* **What you are asked to do**
List each line of the data that holds the string "structure", please.

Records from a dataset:
====
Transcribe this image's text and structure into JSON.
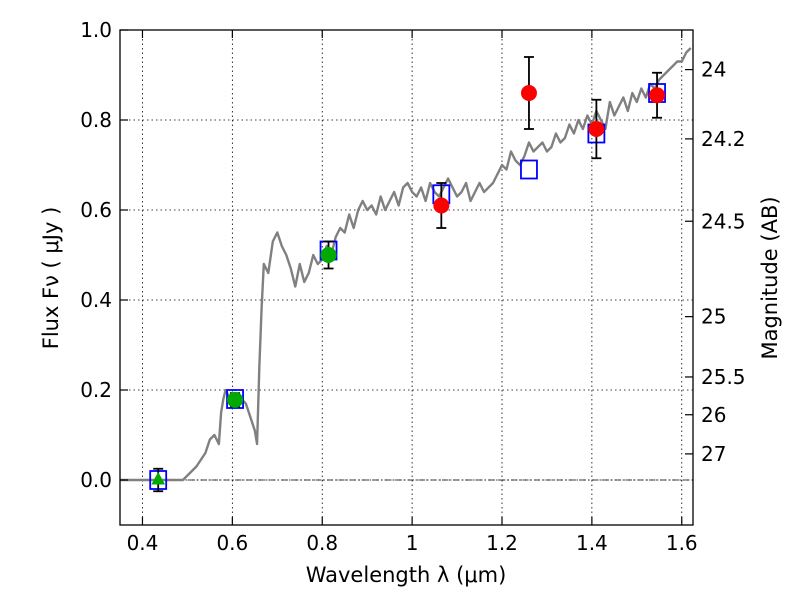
{
  "chart_data": {
    "type": "scatter",
    "title": "",
    "xlabel": "Wavelength  λ (μm)",
    "ylabel": "Flux  Fν  ( μJy )",
    "ylabel_right": "Magnitude (AB)",
    "xlim": [
      0.35,
      1.625
    ],
    "ylim": [
      -0.1,
      1.0
    ],
    "xticks": [
      0.4,
      0.6,
      0.8,
      1.0,
      1.2,
      1.4,
      1.6
    ],
    "xtick_labels": [
      "0.4",
      "0.6",
      "0.8",
      "1",
      "1.2",
      "1.4",
      "1.6"
    ],
    "yticks": [
      0.0,
      0.2,
      0.4,
      0.6,
      0.8,
      1.0
    ],
    "ytick_labels": [
      "0.0",
      "0.2",
      "0.4",
      "0.6",
      "0.8",
      "1.0"
    ],
    "right_ticks": [
      {
        "label": "24",
        "flux": 0.912
      },
      {
        "label": "24.2",
        "flux": 0.758
      },
      {
        "label": "24.5",
        "flux": 0.575
      },
      {
        "label": "25",
        "flux": 0.363
      },
      {
        "label": "25.5",
        "flux": 0.229
      },
      {
        "label": "26",
        "flux": 0.145
      },
      {
        "label": "27",
        "flux": 0.058
      }
    ],
    "grid": true,
    "zero_line": 0.0,
    "colors": {
      "model": "#808080",
      "synthetic": "#0000ff",
      "green_points": "#00aa00",
      "red_points": "#ff0000",
      "errorbar": "#000000"
    },
    "series": [
      {
        "kind": "model_spectrum",
        "x": [
          0.35,
          0.49,
          0.5,
          0.52,
          0.54,
          0.55,
          0.56,
          0.57,
          0.575,
          0.58,
          0.585,
          0.59,
          0.6,
          0.61,
          0.62,
          0.63,
          0.64,
          0.65,
          0.655,
          0.66,
          0.665,
          0.67,
          0.68,
          0.69,
          0.7,
          0.71,
          0.72,
          0.73,
          0.74,
          0.75,
          0.76,
          0.77,
          0.78,
          0.79,
          0.8,
          0.81,
          0.82,
          0.83,
          0.84,
          0.85,
          0.86,
          0.87,
          0.88,
          0.89,
          0.9,
          0.91,
          0.92,
          0.93,
          0.94,
          0.95,
          0.96,
          0.97,
          0.98,
          0.99,
          1.0,
          1.01,
          1.02,
          1.03,
          1.04,
          1.05,
          1.06,
          1.07,
          1.08,
          1.09,
          1.1,
          1.11,
          1.12,
          1.13,
          1.14,
          1.15,
          1.16,
          1.17,
          1.18,
          1.19,
          1.2,
          1.21,
          1.22,
          1.23,
          1.24,
          1.25,
          1.26,
          1.27,
          1.28,
          1.29,
          1.3,
          1.31,
          1.32,
          1.33,
          1.34,
          1.35,
          1.36,
          1.37,
          1.38,
          1.39,
          1.4,
          1.41,
          1.42,
          1.43,
          1.44,
          1.45,
          1.46,
          1.47,
          1.48,
          1.49,
          1.5,
          1.51,
          1.52,
          1.53,
          1.54,
          1.55,
          1.56,
          1.57,
          1.58,
          1.59,
          1.6,
          1.61,
          1.62
        ],
        "y": [
          0.0,
          0.0,
          0.01,
          0.03,
          0.06,
          0.09,
          0.1,
          0.08,
          0.15,
          0.18,
          0.2,
          0.19,
          0.17,
          0.19,
          0.18,
          0.17,
          0.14,
          0.11,
          0.08,
          0.25,
          0.38,
          0.48,
          0.46,
          0.53,
          0.55,
          0.52,
          0.5,
          0.47,
          0.43,
          0.48,
          0.44,
          0.46,
          0.5,
          0.48,
          0.49,
          0.52,
          0.5,
          0.54,
          0.56,
          0.55,
          0.59,
          0.56,
          0.6,
          0.62,
          0.6,
          0.61,
          0.59,
          0.63,
          0.6,
          0.62,
          0.64,
          0.61,
          0.65,
          0.66,
          0.64,
          0.63,
          0.65,
          0.62,
          0.66,
          0.64,
          0.63,
          0.65,
          0.67,
          0.65,
          0.63,
          0.64,
          0.66,
          0.62,
          0.64,
          0.66,
          0.64,
          0.65,
          0.66,
          0.68,
          0.7,
          0.69,
          0.73,
          0.71,
          0.7,
          0.72,
          0.75,
          0.73,
          0.74,
          0.75,
          0.73,
          0.74,
          0.77,
          0.75,
          0.76,
          0.79,
          0.77,
          0.8,
          0.78,
          0.81,
          0.79,
          0.82,
          0.8,
          0.78,
          0.84,
          0.81,
          0.83,
          0.85,
          0.82,
          0.86,
          0.84,
          0.87,
          0.85,
          0.88,
          0.87,
          0.89,
          0.9,
          0.91,
          0.92,
          0.93,
          0.93,
          0.95,
          0.96
        ]
      },
      {
        "kind": "synthetic_photometry",
        "marker": "open-square",
        "x": [
          0.435,
          0.606,
          0.814,
          1.065,
          1.26,
          1.41,
          1.545
        ],
        "y": [
          0.0,
          0.18,
          0.51,
          0.635,
          0.69,
          0.77,
          0.86
        ]
      },
      {
        "kind": "upper_limit",
        "marker": "triangle",
        "x": [
          0.435
        ],
        "y": [
          0.0
        ],
        "err": [
          0.025
        ]
      },
      {
        "kind": "observed_green",
        "marker": "circle",
        "x": [
          0.606,
          0.814
        ],
        "y": [
          0.178,
          0.5
        ],
        "err": [
          0.015,
          0.03
        ]
      },
      {
        "kind": "observed_red",
        "marker": "circle",
        "x": [
          1.065,
          1.26,
          1.41,
          1.545
        ],
        "y": [
          0.61,
          0.86,
          0.78,
          0.855
        ],
        "err": [
          0.05,
          0.08,
          0.065,
          0.05
        ]
      }
    ]
  }
}
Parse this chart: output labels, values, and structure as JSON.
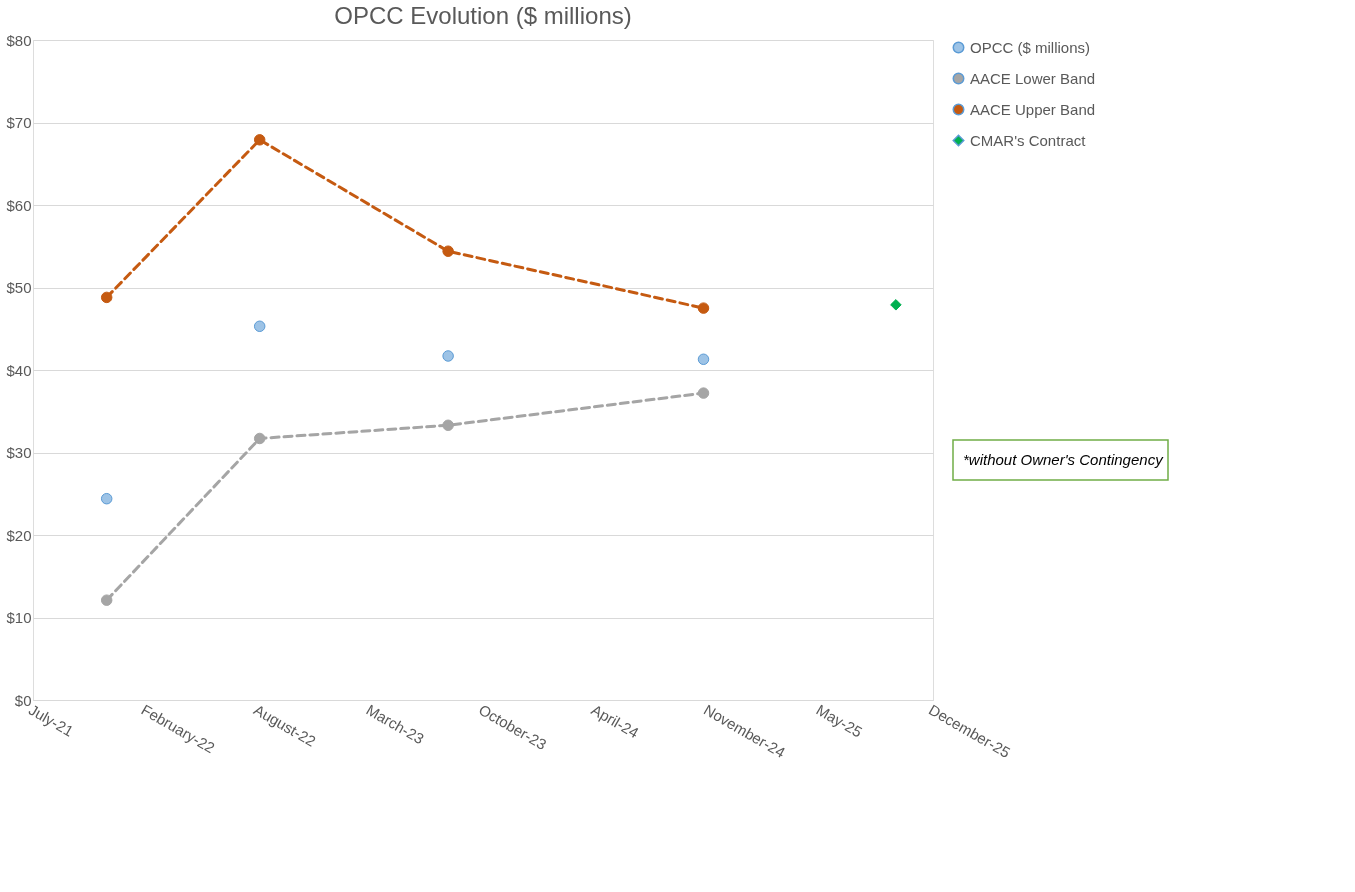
{
  "chart_data": {
    "type": "scatter",
    "title": "OPCC Evolution ($ millions)",
    "x": [
      "2021-12-03",
      "2022-09-01",
      "2023-08-02",
      "2024-10-29"
    ],
    "series": [
      {
        "name": "OPCC ($ millions)",
        "type": "scatter",
        "color": "#9dc3e6",
        "marker": "circle",
        "values": [
          24.4,
          45.3,
          41.7,
          41.3
        ]
      },
      {
        "name": "AACE Lower Band",
        "type": "line",
        "color": "#a5a5a5",
        "marker": "circle",
        "line_style": "dashed",
        "values": [
          12.1,
          31.7,
          33.3,
          37.2
        ]
      },
      {
        "name": "AACE Upper Band",
        "type": "line",
        "color": "#c55a11",
        "marker": "circle",
        "line_style": "dashed",
        "values": [
          48.8,
          67.9,
          54.4,
          47.5
        ]
      },
      {
        "name": "CMAR's Contract",
        "type": "scatter",
        "color": "#00b050",
        "marker": "diamond",
        "x": [
          "2025-10-06"
        ],
        "values": [
          47.9
        ]
      }
    ],
    "xlim": [
      "2021-07-25",
      "2025-12-11"
    ],
    "xticks": [
      {
        "value": "2021-07-25",
        "label": "July-21"
      },
      {
        "value": "2022-02-10",
        "label": "February-22"
      },
      {
        "value": "2022-08-29",
        "label": "August-22"
      },
      {
        "value": "2023-03-17",
        "label": "March-23"
      },
      {
        "value": "2023-10-03",
        "label": "October-23"
      },
      {
        "value": "2024-04-20",
        "label": "April-24"
      },
      {
        "value": "2024-11-06",
        "label": "November-24"
      },
      {
        "value": "2025-05-25",
        "label": "May-25"
      },
      {
        "value": "2025-12-11",
        "label": "December-25"
      }
    ],
    "ylim": [
      0,
      80
    ],
    "yticks": [
      {
        "value": 0,
        "label": "$0"
      },
      {
        "value": 10,
        "label": "$10"
      },
      {
        "value": 20,
        "label": "$20"
      },
      {
        "value": 30,
        "label": "$30"
      },
      {
        "value": 40,
        "label": "$40"
      },
      {
        "value": 50,
        "label": "$50"
      },
      {
        "value": 60,
        "label": "$60"
      },
      {
        "value": 70,
        "label": "$70"
      },
      {
        "value": 80,
        "label": "$80"
      }
    ],
    "grid": "y",
    "legend": "right",
    "annotations": [
      "*without Owner's Contingency"
    ]
  }
}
====
* **Exercise solution**
Transcribe this image's text and structure into JSON.
Parse this chart: output labels, values, and structure as JSON.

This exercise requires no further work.